> _EXTRACTED TEXT_:
Such testimony does not qualify as an exception to the hearsay rule under Sec. 47,
Rule 130 of the Rules of Court, which provides:
o Sec. 47. Testimony or deposition at a former proceeding. The testimony or
deposition of a witness deceased or unable to testify, given at a former case
or proceeding, judicial or administrative, involving the same parties and
subject matter, may be given in evidence against the adverse party who
had the opportunity to cross-examine him.

RULING

IN VIEW OF THE FOREGOING, the petition is hereby DENIED. Costs against petitioners.

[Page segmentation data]
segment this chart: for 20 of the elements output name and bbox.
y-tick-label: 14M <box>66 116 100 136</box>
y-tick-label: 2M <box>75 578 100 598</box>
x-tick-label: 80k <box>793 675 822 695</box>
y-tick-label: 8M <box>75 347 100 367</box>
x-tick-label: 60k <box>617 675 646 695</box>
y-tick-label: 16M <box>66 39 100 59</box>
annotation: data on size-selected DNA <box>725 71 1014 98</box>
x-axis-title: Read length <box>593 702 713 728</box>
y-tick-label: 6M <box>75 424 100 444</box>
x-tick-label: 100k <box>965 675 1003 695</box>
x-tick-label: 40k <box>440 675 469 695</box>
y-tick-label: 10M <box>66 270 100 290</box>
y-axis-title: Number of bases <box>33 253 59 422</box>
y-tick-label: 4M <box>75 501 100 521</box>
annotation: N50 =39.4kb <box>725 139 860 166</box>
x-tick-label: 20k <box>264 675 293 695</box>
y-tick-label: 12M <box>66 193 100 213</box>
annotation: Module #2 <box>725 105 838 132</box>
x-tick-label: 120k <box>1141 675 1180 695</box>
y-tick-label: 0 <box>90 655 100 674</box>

> _WORK TO BE COMPLETED_:
Using the extracted text on the hearsay exception, list each condition that Sec. 47 of Rule 130 sets before testimony or a deposition from a former proceeding may be given in evidence.

> _REPLY_:
- The witness is deceased or unable to testify.
- The testimony or deposition was given at a former case or proceeding, judicial or administrative.
- That case or proceeding involved the same parties and subject matter.
- It is given in evidence against the adverse party who had the opportunity to cross-examine the witness.